__Material for this task__:
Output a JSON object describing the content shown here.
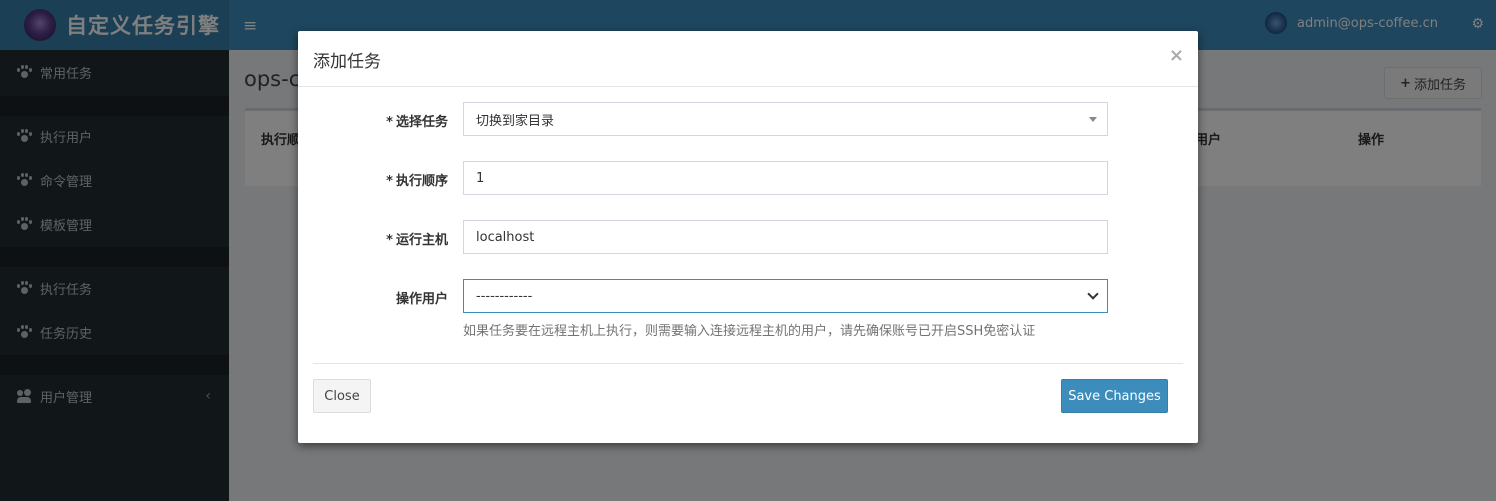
{
  "app": {
    "brand_title": "自定义任务引擎",
    "user_email": "admin@ops-coffee.cn"
  },
  "sidebar": {
    "items": [
      {
        "label": "常用任务",
        "icon": "paw-icon"
      },
      {
        "label": "执行用户",
        "icon": "paw-icon"
      },
      {
        "label": "命令管理",
        "icon": "paw-icon"
      },
      {
        "label": "模板管理",
        "icon": "paw-icon"
      },
      {
        "label": "执行任务",
        "icon": "paw-icon"
      },
      {
        "label": "任务历史",
        "icon": "paw-icon"
      },
      {
        "label": "用户管理",
        "icon": "users-icon"
      }
    ]
  },
  "content": {
    "title": "ops-c",
    "add_button_label": "添加任务",
    "table_headers": [
      "执行顺",
      "用户",
      "操作"
    ]
  },
  "modal": {
    "title": "添加任务",
    "close_glyph": "×",
    "fields": {
      "task": {
        "label": "选择任务",
        "required_mark": "*",
        "value": "切换到家目录"
      },
      "order": {
        "label": "执行顺序",
        "required_mark": "*",
        "value": "1"
      },
      "host": {
        "label": "运行主机",
        "required_mark": "*",
        "value": "localhost"
      },
      "user": {
        "label": "操作用户",
        "value": "------------"
      }
    },
    "help_text": "如果任务要在远程主机上执行，则需要输入连接远程主机的用户，请先确保账号已开启SSH免密认证",
    "close_button": "Close",
    "save_button": "Save Changes"
  },
  "colors": {
    "header_blue": "#3c8dbc",
    "sidebar_dark": "#222d32",
    "primary_button": "#3c8dbc"
  }
}
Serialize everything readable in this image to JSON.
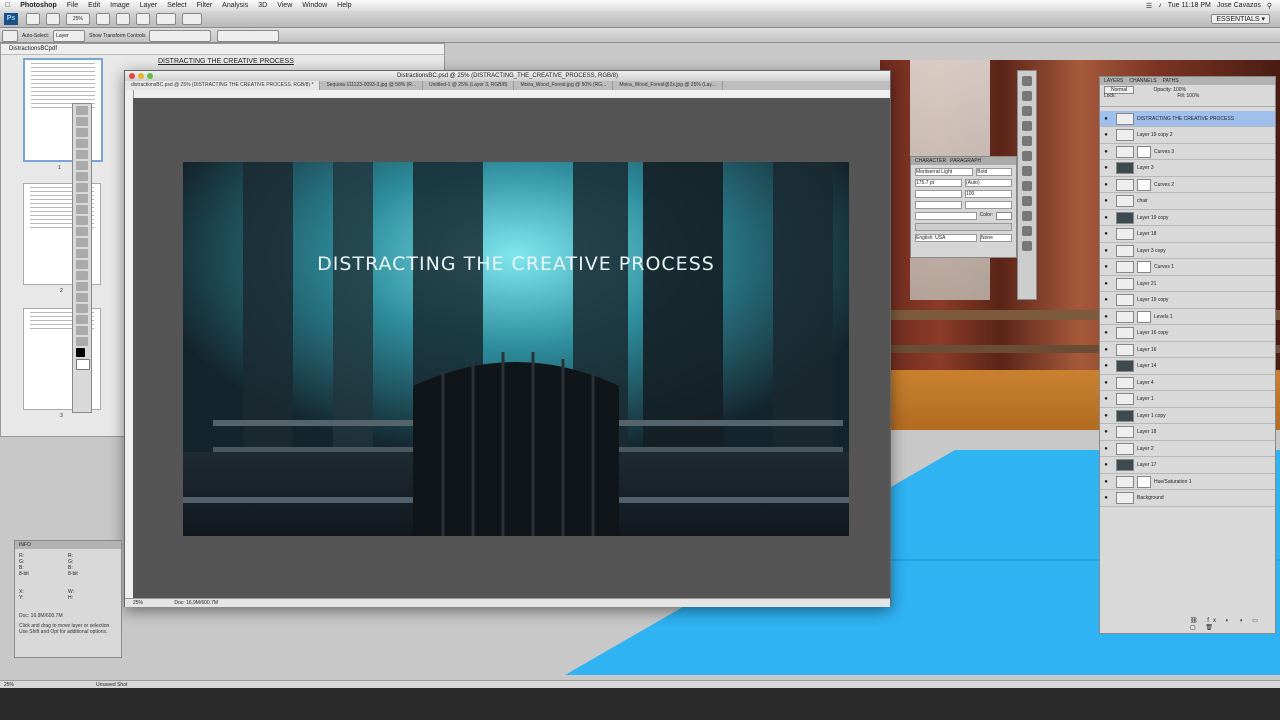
{
  "menubar": {
    "apple": "",
    "app": "Photoshop",
    "items": [
      "File",
      "Edit",
      "Image",
      "Layer",
      "Select",
      "Filter",
      "Analysis",
      "3D",
      "View",
      "Window",
      "Help"
    ],
    "clock": "Tue 11:18 PM",
    "user": "Jose Cavazos"
  },
  "appbar": {
    "ps": "Ps",
    "zoom": "25%",
    "essentials": "ESSENTIALS ▾"
  },
  "optbar": {
    "auto_select": "Auto-Select:",
    "auto_select_value": "Layer",
    "transform": "Show Transform Controls"
  },
  "pdf": {
    "tab": "DistractionsBCpdf",
    "heading": "DISTRACTING THE CREATIVE PROCESS",
    "page_nums": [
      "1",
      "2",
      "3"
    ]
  },
  "doc": {
    "title": "DistractionsBC.psd @ 25% (DISTRACTING_THE_CREATIVE_PROCESS, RGB/8)",
    "tabs": [
      "distractionsBC.psd @ 25% (DISTRACTING THE CREATIVE PROCESS, RGB/8) *",
      "Sequoia-111123-0093-3.jpg @ 58% (R...",
      "Untitled-1 @ 25% (Layer 3, RGB/8)",
      "Moira_Wood_Forest.jpg @ 50% (RG...",
      "Moira_Wood_Forest@2x.jpg @ 25% (Lay..."
    ],
    "status_zoom": "25%",
    "status_doc": "Doc: 16.9M/600.7M"
  },
  "artwork": {
    "title": "DISTRACTING THE CREATIVE PROCESS"
  },
  "character": {
    "tabs": [
      "CHARACTER",
      "PARAGRAPH"
    ],
    "font": "Montserrat Light",
    "style": "Bold",
    "size": "175.7 pt",
    "leading": "(Auto)",
    "tracking": "100",
    "language": "English: USA",
    "aa": "None",
    "color_label": "Color:"
  },
  "layers": {
    "tabs": [
      "LAYERS",
      "CHANNELS",
      "PATHS"
    ],
    "blend": "Normal",
    "opacity": "Opacity: 100%",
    "fill": "Fill: 100%",
    "lock": "Lock:",
    "rows": [
      "DISTRACTING THE CREATIVE PROCESS",
      "Layer 19 copy 2",
      "Curves 3",
      "Layer 3",
      "Curves 2",
      "chair",
      "Layer 19 copy",
      "Layer 18",
      "Layer 3 copy",
      "Curves 1",
      "Layer 21",
      "Layer 19 copy",
      "Levels 1",
      "Layer 16 copy",
      "Layer 16",
      "Layer 14",
      "Layer 4",
      "Layer 1",
      "Layer 1 copy",
      "Layer 18",
      "Layer 2",
      "Layer 17",
      "Hue/Saturation 1",
      "Background"
    ]
  },
  "info": {
    "title": "INFO",
    "r": "R:",
    "g": "G:",
    "b": "B:",
    "bits": "8-bit",
    "x": "X:",
    "y": "Y:",
    "w": "W:",
    "h": "H:",
    "doc": "Doc: 16.9M/600.7M",
    "msg": "Click and drag to move layer or selection. Use Shift and Opt for additional options."
  },
  "bottombar": {
    "zoom": "25%",
    "unsaved": "Unsaved Shot"
  },
  "colors": {
    "accent_blue": "#2fb3f3",
    "selected_layer": "#9fc0ec",
    "artwork_teal": "#49c7d6"
  }
}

__To be done__:
Report how many lines of the records above contain the word "JSON", and give only that number.

__Output below__:
2